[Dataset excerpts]
__________________________________________________
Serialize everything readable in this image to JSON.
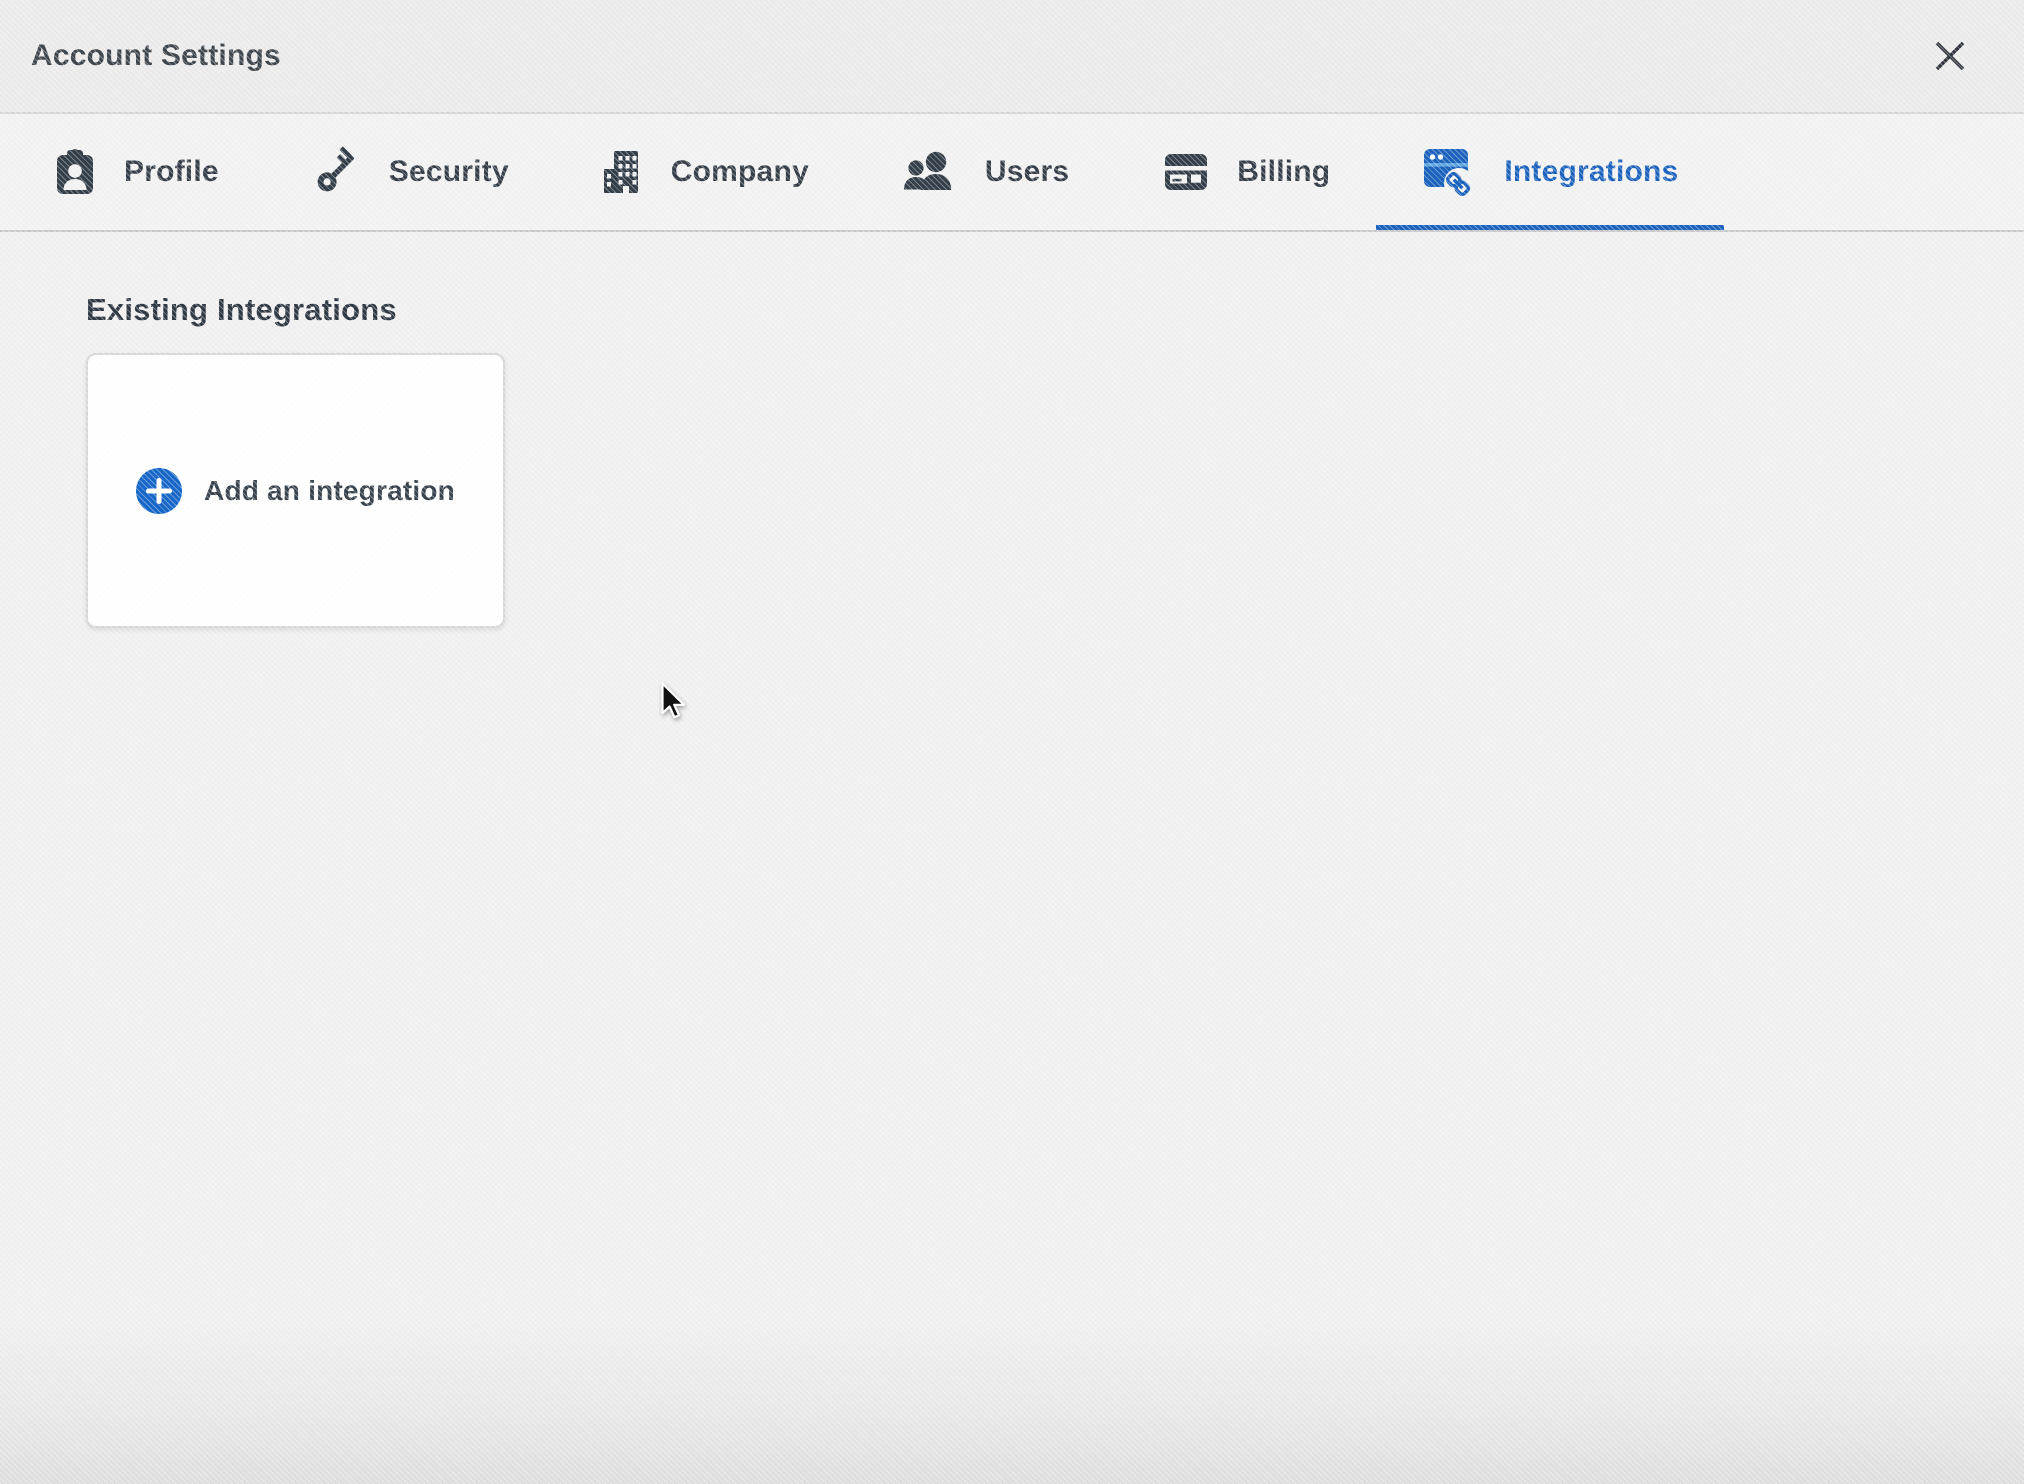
{
  "window": {
    "title": "Account Settings",
    "close_button": {
      "icon": "close-x-icon",
      "label": "Close"
    }
  },
  "tabs": [
    {
      "label": "Profile",
      "icon": "id-badge-icon",
      "active": false
    },
    {
      "label": "Security",
      "icon": "key-icon",
      "active": false
    },
    {
      "label": "Company",
      "icon": "building-icon",
      "active": false
    },
    {
      "label": "Users",
      "icon": "users-icon",
      "active": false
    },
    {
      "label": "Billing",
      "icon": "credit-card-icon",
      "active": false
    },
    {
      "label": "Integrations",
      "icon": "window-link-icon",
      "active": true
    }
  ],
  "content": {
    "section_heading": "Existing Integrations",
    "add_card": {
      "label": "Add an integration",
      "icon": "plus-circle-icon"
    }
  },
  "cursor": {
    "style": "left:661px;top:682px"
  },
  "colors": {
    "accent_blue": "#1b63bd",
    "plus_circle_blue": "#1767c8",
    "icon_slate": "#333e49",
    "tab_label": "#363f49",
    "heading_text": "#2f3944",
    "header_bg": "#ebebec",
    "tab_bar_bg": "#f2f2f3",
    "content_bg": "#f0f0f1",
    "card_border": "#d5d7d9",
    "tab_bar_border": "#c7c9cb"
  }
}
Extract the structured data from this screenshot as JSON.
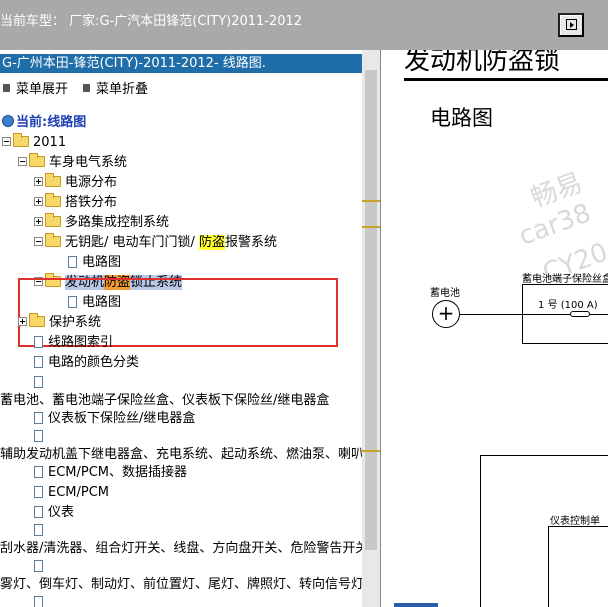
{
  "topbar": {
    "title": "当前车型：  厂家:G-广汽本田锋范(CITY)2011-2012"
  },
  "tree": {
    "header": "G-广州本田-锋范(CITY)-2011-2012- 线路图.",
    "expand_all": "菜单展开",
    "collapse_all": "菜单折叠",
    "current_label": "当前:线路图",
    "nodes": {
      "year": "2011",
      "body_electrical": "车身电气系统",
      "power_distribution": "电源分布",
      "ground_distribution": "搭铁分布",
      "multiplex": "多路集成控制系统",
      "keyless_prefix": "无钥匙/ 电动车门门锁/ ",
      "keyless_highlight": "防盗",
      "keyless_suffix": "报警系统",
      "circuit_1": "电路图",
      "immobilizer_prefix": "发动机",
      "immobilizer_highlight": "防盗",
      "immobilizer_suffix": "锁止系统",
      "circuit_2": "电路图",
      "protection": "保护系统",
      "circuit_index": "线路图索引",
      "wire_colors": "电路的颜色分类",
      "battery_fuse": "蓄电池、蓄电池端子保险丝盒、仪表板下保险丝/继电器盒",
      "dash_fuse": "仪表板下保险丝/继电器盒",
      "aux_relay": "辅助发动机盖下继电器盒、充电系统、起动系统、燃油泵、喇叭",
      "ecm_dlc": "ECM/PCM、数据插接器",
      "ecm": "ECM/PCM",
      "gauges": "仪表",
      "wiper": "刮水器/清洗器、组合灯开关、线盘、方向盘开关、危险警告开关",
      "lights": "雾灯、倒车灯、制动灯、前位置灯、尾灯、牌照灯、转向信号灯"
    }
  },
  "document": {
    "title": "发动机防盗锁",
    "subtitle": "电路图",
    "watermark_1": "畅易",
    "watermark_2": "car38",
    "watermark_3": "CY20",
    "battery_label": "蓄电池",
    "fuse_box_label": "蓄电池端子保险丝盒",
    "fuse_label": "1 号 (100 A)",
    "dash_label": "仪表控制单"
  }
}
__________________________________________________
WHAT YOU NEED TO DO >> Output the line containing "Extract the structured" and each line after it, through the end of the material, exactly as given. No pictures belong in the output.

COMPLETED TASK >>
Extract the structured data from this screenshot as JSON.
{
  "topbar": {
    "title": "当前车型：  厂家:G-广汽本田锋范(CITY)2011-2012"
  },
  "tree": {
    "header": "G-广州本田-锋范(CITY)-2011-2012- 线路图.",
    "expand_all": "菜单展开",
    "collapse_all": "菜单折叠",
    "current_label": "当前:线路图",
    "nodes": {
      "year": "2011",
      "body_electrical": "车身电气系统",
      "power_distribution": "电源分布",
      "ground_distribution": "搭铁分布",
      "multiplex": "多路集成控制系统",
      "keyless_prefix": "无钥匙/ 电动车门门锁/ ",
      "keyless_highlight": "防盗",
      "keyless_suffix": "报警系统",
      "circuit_1": "电路图",
      "immobilizer_prefix": "发动机",
      "immobilizer_highlight": "防盗",
      "immobilizer_suffix": "锁止系统",
      "circuit_2": "电路图",
      "protection": "保护系统",
      "circuit_index": "线路图索引",
      "wire_colors": "电路的颜色分类",
      "battery_fuse": "蓄电池、蓄电池端子保险丝盒、仪表板下保险丝/继电器盒",
      "dash_fuse": "仪表板下保险丝/继电器盒",
      "aux_relay": "辅助发动机盖下继电器盒、充电系统、起动系统、燃油泵、喇叭",
      "ecm_dlc": "ECM/PCM、数据插接器",
      "ecm": "ECM/PCM",
      "gauges": "仪表",
      "wiper": "刮水器/清洗器、组合灯开关、线盘、方向盘开关、危险警告开关",
      "lights": "雾灯、倒车灯、制动灯、前位置灯、尾灯、牌照灯、转向信号灯"
    }
  },
  "document": {
    "title": "发动机防盗锁",
    "subtitle": "电路图",
    "watermark_1": "畅易",
    "watermark_2": "car38",
    "watermark_3": "CY20",
    "battery_label": "蓄电池",
    "fuse_box_label": "蓄电池端子保险丝盒",
    "fuse_label": "1 号 (100 A)",
    "dash_label": "仪表控制单"
  }
}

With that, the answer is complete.